Keep the images out and copy every entry below exactly.
○ ○ ○ ○ ○
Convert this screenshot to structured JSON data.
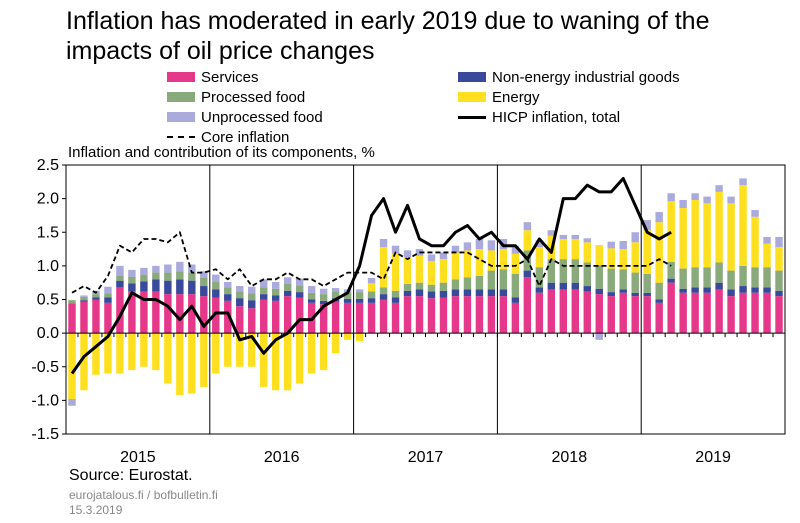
{
  "title": "Inflation has moderated in early 2019 due to waning of the impacts of oil price changes",
  "subtitle": "Inflation and contribution of its components, %",
  "source": "Source: Eurostat.",
  "footer_site": "eurojatalous.fi / bofbulletin.fi",
  "footer_date": "15.3.2019",
  "legend": [
    {
      "label": "Services",
      "color": "#e6388a",
      "type": "box"
    },
    {
      "label": "Non-energy industrial goods",
      "color": "#3a4a9a",
      "type": "box"
    },
    {
      "label": "Processed food",
      "color": "#8aaa7c",
      "type": "box"
    },
    {
      "label": "Energy",
      "color": "#ffe020",
      "type": "box"
    },
    {
      "label": "Unprocessed food",
      "color": "#aaaadc",
      "type": "box"
    },
    {
      "label": "HICP inflation, total",
      "color": "#000000",
      "type": "solid"
    },
    {
      "label": "Core inflation",
      "color": "#000000",
      "type": "dashed"
    }
  ],
  "chart_data": {
    "type": "bar",
    "stacked": true,
    "ylim": [
      -1.5,
      2.5
    ],
    "yticks": [
      "2.5",
      "2.0",
      "1.5",
      "1.0",
      "0.5",
      "0.0",
      "-0.5",
      "-1.0",
      "-1.5"
    ],
    "xticks": [
      "2015",
      "2016",
      "2017",
      "2018",
      "2019"
    ],
    "x_start": "2015-01",
    "x_end": "2019-12",
    "grid": false,
    "series": [
      {
        "name": "Services",
        "color": "#e6388a",
        "values": [
          0.44,
          0.47,
          0.5,
          0.45,
          0.68,
          0.62,
          0.62,
          0.62,
          0.58,
          0.58,
          0.58,
          0.55,
          0.53,
          0.48,
          0.4,
          0.37,
          0.5,
          0.48,
          0.55,
          0.53,
          0.45,
          0.43,
          0.47,
          0.45,
          0.45,
          0.45,
          0.5,
          0.45,
          0.55,
          0.55,
          0.52,
          0.53,
          0.55,
          0.55,
          0.55,
          0.55,
          0.55,
          0.45,
          0.83,
          0.6,
          0.65,
          0.65,
          0.65,
          0.62,
          0.58,
          0.55,
          0.6,
          0.55,
          0.55,
          0.45,
          0.75,
          0.6,
          0.6,
          0.6,
          0.65,
          0.55,
          0.6,
          0.6,
          0.6,
          0.55
        ]
      },
      {
        "name": "Non-energy industrial goods",
        "color": "#3a4a9a",
        "values": [
          0,
          0.02,
          0.03,
          0.08,
          0.1,
          0.12,
          0.15,
          0.18,
          0.2,
          0.22,
          0.2,
          0.15,
          0.12,
          0.1,
          0.12,
          0.12,
          0.08,
          0.08,
          0.08,
          0.08,
          0.05,
          0.05,
          0.05,
          0.06,
          0.06,
          0.07,
          0.08,
          0.08,
          0.08,
          0.1,
          0.1,
          0.1,
          0.1,
          0.1,
          0.1,
          0.1,
          0.1,
          0.08,
          0.1,
          0.08,
          0.1,
          0.1,
          0.1,
          0.08,
          0.08,
          0.06,
          0.05,
          0.05,
          0.05,
          0.05,
          0.06,
          0.06,
          0.08,
          0.08,
          0.1,
          0.1,
          0.1,
          0.08,
          0.08,
          0.08
        ]
      },
      {
        "name": "Processed food",
        "color": "#8aaa7c",
        "values": [
          0.05,
          0.05,
          0.05,
          0.06,
          0.08,
          0.1,
          0.1,
          0.1,
          0.12,
          0.12,
          0.12,
          0.12,
          0.12,
          0.1,
          0.1,
          0.1,
          0.1,
          0.1,
          0.1,
          0.1,
          0.1,
          0.1,
          0.1,
          0.1,
          0.1,
          0.1,
          0.1,
          0.1,
          0.1,
          0.1,
          0.1,
          0.12,
          0.15,
          0.18,
          0.2,
          0.28,
          0.3,
          0.35,
          0.3,
          0.3,
          0.35,
          0.35,
          0.35,
          0.35,
          0.35,
          0.35,
          0.3,
          0.3,
          0.28,
          0.25,
          0.25,
          0.3,
          0.3,
          0.3,
          0.3,
          0.28,
          0.3,
          0.3,
          0.3,
          0.3
        ]
      },
      {
        "name": "Energy",
        "color": "#ffe020",
        "values": [
          -0.98,
          -0.85,
          -0.62,
          -0.6,
          -0.6,
          -0.55,
          -0.5,
          -0.55,
          -0.75,
          -0.92,
          -0.9,
          -0.8,
          -0.6,
          -0.5,
          -0.5,
          -0.5,
          -0.8,
          -0.85,
          -0.85,
          -0.75,
          -0.6,
          -0.55,
          -0.3,
          -0.1,
          -0.12,
          0.12,
          0.6,
          0.55,
          0.4,
          0.4,
          0.35,
          0.35,
          0.4,
          0.4,
          0.4,
          0.3,
          0.3,
          0.3,
          0.3,
          0.3,
          0.35,
          0.3,
          0.3,
          0.3,
          0.3,
          0.3,
          0.3,
          0.45,
          0.65,
          0.9,
          0.9,
          0.9,
          1.0,
          0.95,
          1.05,
          1.0,
          1.2,
          0.75,
          0.35,
          0.35
        ]
      },
      {
        "name": "Unprocessed food",
        "color": "#aaaadc",
        "values": [
          -0.1,
          0.02,
          0.05,
          0.1,
          0.14,
          0.1,
          0.1,
          0.1,
          0.12,
          0.14,
          0.12,
          0.1,
          0.1,
          0.08,
          0.08,
          0.1,
          0.12,
          0.1,
          0.1,
          0.1,
          0.1,
          0.08,
          0.05,
          0.04,
          0.04,
          0.08,
          0.12,
          0.12,
          0.1,
          0.1,
          0.1,
          0.1,
          0.1,
          0.12,
          0.15,
          0.15,
          0.15,
          0.12,
          0.12,
          0.1,
          0.08,
          0.06,
          0.06,
          0.06,
          -0.1,
          0.1,
          0.12,
          0.15,
          0.15,
          0.15,
          0.12,
          0.12,
          0.1,
          0.1,
          0.1,
          0.1,
          0.1,
          0.1,
          0.1,
          0.15
        ]
      }
    ],
    "lines": [
      {
        "name": "HICP inflation, total",
        "style": "solid",
        "values": [
          -0.6,
          -0.35,
          -0.2,
          -0.05,
          0.25,
          0.6,
          0.5,
          0.5,
          0.4,
          0.2,
          0.4,
          0.1,
          0.3,
          0.3,
          -0.1,
          -0.05,
          -0.3,
          -0.1,
          0.0,
          0.2,
          0.2,
          0.4,
          0.5,
          0.6,
          1.0,
          1.75,
          2.0,
          1.5,
          1.9,
          1.4,
          1.3,
          1.3,
          1.5,
          1.6,
          1.4,
          1.5,
          1.3,
          1.3,
          1.1,
          1.4,
          1.2,
          2.0,
          2.0,
          2.2,
          2.1,
          2.1,
          2.3,
          1.9,
          1.5,
          1.4,
          1.5
        ]
      },
      {
        "name": "Core inflation",
        "style": "dashed",
        "values": [
          0.6,
          0.7,
          0.6,
          0.85,
          1.3,
          1.2,
          1.4,
          1.4,
          1.35,
          1.5,
          0.9,
          0.9,
          0.95,
          0.8,
          0.95,
          0.7,
          0.8,
          0.8,
          0.9,
          0.8,
          0.8,
          0.7,
          0.8,
          0.9,
          0.9,
          0.9,
          0.8,
          1.2,
          1.1,
          1.2,
          1.2,
          1.2,
          1.2,
          1.2,
          1.1,
          1.0,
          1.0,
          1.0,
          1.1,
          0.7,
          1.1,
          1.0,
          1.0,
          1.0,
          1.0,
          1.0,
          1.0,
          1.0,
          1.0,
          1.1,
          1.0
        ]
      }
    ]
  }
}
○ ○ ○ ○ ○
### EXERCISE RESPONSE:
Convert this screenshot to structured JSON data.
{
  "title": "Inflation has moderated in early 2019 due to waning of the impacts of oil price changes",
  "subtitle": "Inflation and contribution of its components, %",
  "source": "Source: Eurostat.",
  "footer_site": "eurojatalous.fi / bofbulletin.fi",
  "footer_date": "15.3.2019",
  "legend": [
    {
      "label": "Services",
      "color": "#e6388a",
      "type": "box"
    },
    {
      "label": "Non-energy industrial goods",
      "color": "#3a4a9a",
      "type": "box"
    },
    {
      "label": "Processed food",
      "color": "#8aaa7c",
      "type": "box"
    },
    {
      "label": "Energy",
      "color": "#ffe020",
      "type": "box"
    },
    {
      "label": "Unprocessed food",
      "color": "#aaaadc",
      "type": "box"
    },
    {
      "label": "HICP inflation, total",
      "color": "#000000",
      "type": "solid"
    },
    {
      "label": "Core inflation",
      "color": "#000000",
      "type": "dashed"
    }
  ],
  "chart_data": {
    "type": "bar",
    "stacked": true,
    "ylim": [
      -1.5,
      2.5
    ],
    "yticks": [
      "2.5",
      "2.0",
      "1.5",
      "1.0",
      "0.5",
      "0.0",
      "-0.5",
      "-1.0",
      "-1.5"
    ],
    "xticks": [
      "2015",
      "2016",
      "2017",
      "2018",
      "2019"
    ],
    "x_start": "2015-01",
    "x_end": "2019-12",
    "grid": false,
    "series": [
      {
        "name": "Services",
        "color": "#e6388a",
        "values": [
          0.44,
          0.47,
          0.5,
          0.45,
          0.68,
          0.62,
          0.62,
          0.62,
          0.58,
          0.58,
          0.58,
          0.55,
          0.53,
          0.48,
          0.4,
          0.37,
          0.5,
          0.48,
          0.55,
          0.53,
          0.45,
          0.43,
          0.47,
          0.45,
          0.45,
          0.45,
          0.5,
          0.45,
          0.55,
          0.55,
          0.52,
          0.53,
          0.55,
          0.55,
          0.55,
          0.55,
          0.55,
          0.45,
          0.83,
          0.6,
          0.65,
          0.65,
          0.65,
          0.62,
          0.58,
          0.55,
          0.6,
          0.55,
          0.55,
          0.45,
          0.75,
          0.6,
          0.6,
          0.6,
          0.65,
          0.55,
          0.6,
          0.6,
          0.6,
          0.55
        ]
      },
      {
        "name": "Non-energy industrial goods",
        "color": "#3a4a9a",
        "values": [
          0,
          0.02,
          0.03,
          0.08,
          0.1,
          0.12,
          0.15,
          0.18,
          0.2,
          0.22,
          0.2,
          0.15,
          0.12,
          0.1,
          0.12,
          0.12,
          0.08,
          0.08,
          0.08,
          0.08,
          0.05,
          0.05,
          0.05,
          0.06,
          0.06,
          0.07,
          0.08,
          0.08,
          0.08,
          0.1,
          0.1,
          0.1,
          0.1,
          0.1,
          0.1,
          0.1,
          0.1,
          0.08,
          0.1,
          0.08,
          0.1,
          0.1,
          0.1,
          0.08,
          0.08,
          0.06,
          0.05,
          0.05,
          0.05,
          0.05,
          0.06,
          0.06,
          0.08,
          0.08,
          0.1,
          0.1,
          0.1,
          0.08,
          0.08,
          0.08
        ]
      },
      {
        "name": "Processed food",
        "color": "#8aaa7c",
        "values": [
          0.05,
          0.05,
          0.05,
          0.06,
          0.08,
          0.1,
          0.1,
          0.1,
          0.12,
          0.12,
          0.12,
          0.12,
          0.12,
          0.1,
          0.1,
          0.1,
          0.1,
          0.1,
          0.1,
          0.1,
          0.1,
          0.1,
          0.1,
          0.1,
          0.1,
          0.1,
          0.1,
          0.1,
          0.1,
          0.1,
          0.1,
          0.12,
          0.15,
          0.18,
          0.2,
          0.28,
          0.3,
          0.35,
          0.3,
          0.3,
          0.35,
          0.35,
          0.35,
          0.35,
          0.35,
          0.35,
          0.3,
          0.3,
          0.28,
          0.25,
          0.25,
          0.3,
          0.3,
          0.3,
          0.3,
          0.28,
          0.3,
          0.3,
          0.3,
          0.3
        ]
      },
      {
        "name": "Energy",
        "color": "#ffe020",
        "values": [
          -0.98,
          -0.85,
          -0.62,
          -0.6,
          -0.6,
          -0.55,
          -0.5,
          -0.55,
          -0.75,
          -0.92,
          -0.9,
          -0.8,
          -0.6,
          -0.5,
          -0.5,
          -0.5,
          -0.8,
          -0.85,
          -0.85,
          -0.75,
          -0.6,
          -0.55,
          -0.3,
          -0.1,
          -0.12,
          0.12,
          0.6,
          0.55,
          0.4,
          0.4,
          0.35,
          0.35,
          0.4,
          0.4,
          0.4,
          0.3,
          0.3,
          0.3,
          0.3,
          0.3,
          0.35,
          0.3,
          0.3,
          0.3,
          0.3,
          0.3,
          0.3,
          0.45,
          0.65,
          0.9,
          0.9,
          0.9,
          1.0,
          0.95,
          1.05,
          1.0,
          1.2,
          0.75,
          0.35,
          0.35
        ]
      },
      {
        "name": "Unprocessed food",
        "color": "#aaaadc",
        "values": [
          -0.1,
          0.02,
          0.05,
          0.1,
          0.14,
          0.1,
          0.1,
          0.1,
          0.12,
          0.14,
          0.12,
          0.1,
          0.1,
          0.08,
          0.08,
          0.1,
          0.12,
          0.1,
          0.1,
          0.1,
          0.1,
          0.08,
          0.05,
          0.04,
          0.04,
          0.08,
          0.12,
          0.12,
          0.1,
          0.1,
          0.1,
          0.1,
          0.1,
          0.12,
          0.15,
          0.15,
          0.15,
          0.12,
          0.12,
          0.1,
          0.08,
          0.06,
          0.06,
          0.06,
          -0.1,
          0.1,
          0.12,
          0.15,
          0.15,
          0.15,
          0.12,
          0.12,
          0.1,
          0.1,
          0.1,
          0.1,
          0.1,
          0.1,
          0.1,
          0.15
        ]
      }
    ],
    "lines": [
      {
        "name": "HICP inflation, total",
        "style": "solid",
        "values": [
          -0.6,
          -0.35,
          -0.2,
          -0.05,
          0.25,
          0.6,
          0.5,
          0.5,
          0.4,
          0.2,
          0.4,
          0.1,
          0.3,
          0.3,
          -0.1,
          -0.05,
          -0.3,
          -0.1,
          0.0,
          0.2,
          0.2,
          0.4,
          0.5,
          0.6,
          1.0,
          1.75,
          2.0,
          1.5,
          1.9,
          1.4,
          1.3,
          1.3,
          1.5,
          1.6,
          1.4,
          1.5,
          1.3,
          1.3,
          1.1,
          1.4,
          1.2,
          2.0,
          2.0,
          2.2,
          2.1,
          2.1,
          2.3,
          1.9,
          1.5,
          1.4,
          1.5
        ]
      },
      {
        "name": "Core inflation",
        "style": "dashed",
        "values": [
          0.6,
          0.7,
          0.6,
          0.85,
          1.3,
          1.2,
          1.4,
          1.4,
          1.35,
          1.5,
          0.9,
          0.9,
          0.95,
          0.8,
          0.95,
          0.7,
          0.8,
          0.8,
          0.9,
          0.8,
          0.8,
          0.7,
          0.8,
          0.9,
          0.9,
          0.9,
          0.8,
          1.2,
          1.1,
          1.2,
          1.2,
          1.2,
          1.2,
          1.2,
          1.1,
          1.0,
          1.0,
          1.0,
          1.1,
          0.7,
          1.1,
          1.0,
          1.0,
          1.0,
          1.0,
          1.0,
          1.0,
          1.0,
          1.0,
          1.1,
          1.0
        ]
      }
    ]
  }
}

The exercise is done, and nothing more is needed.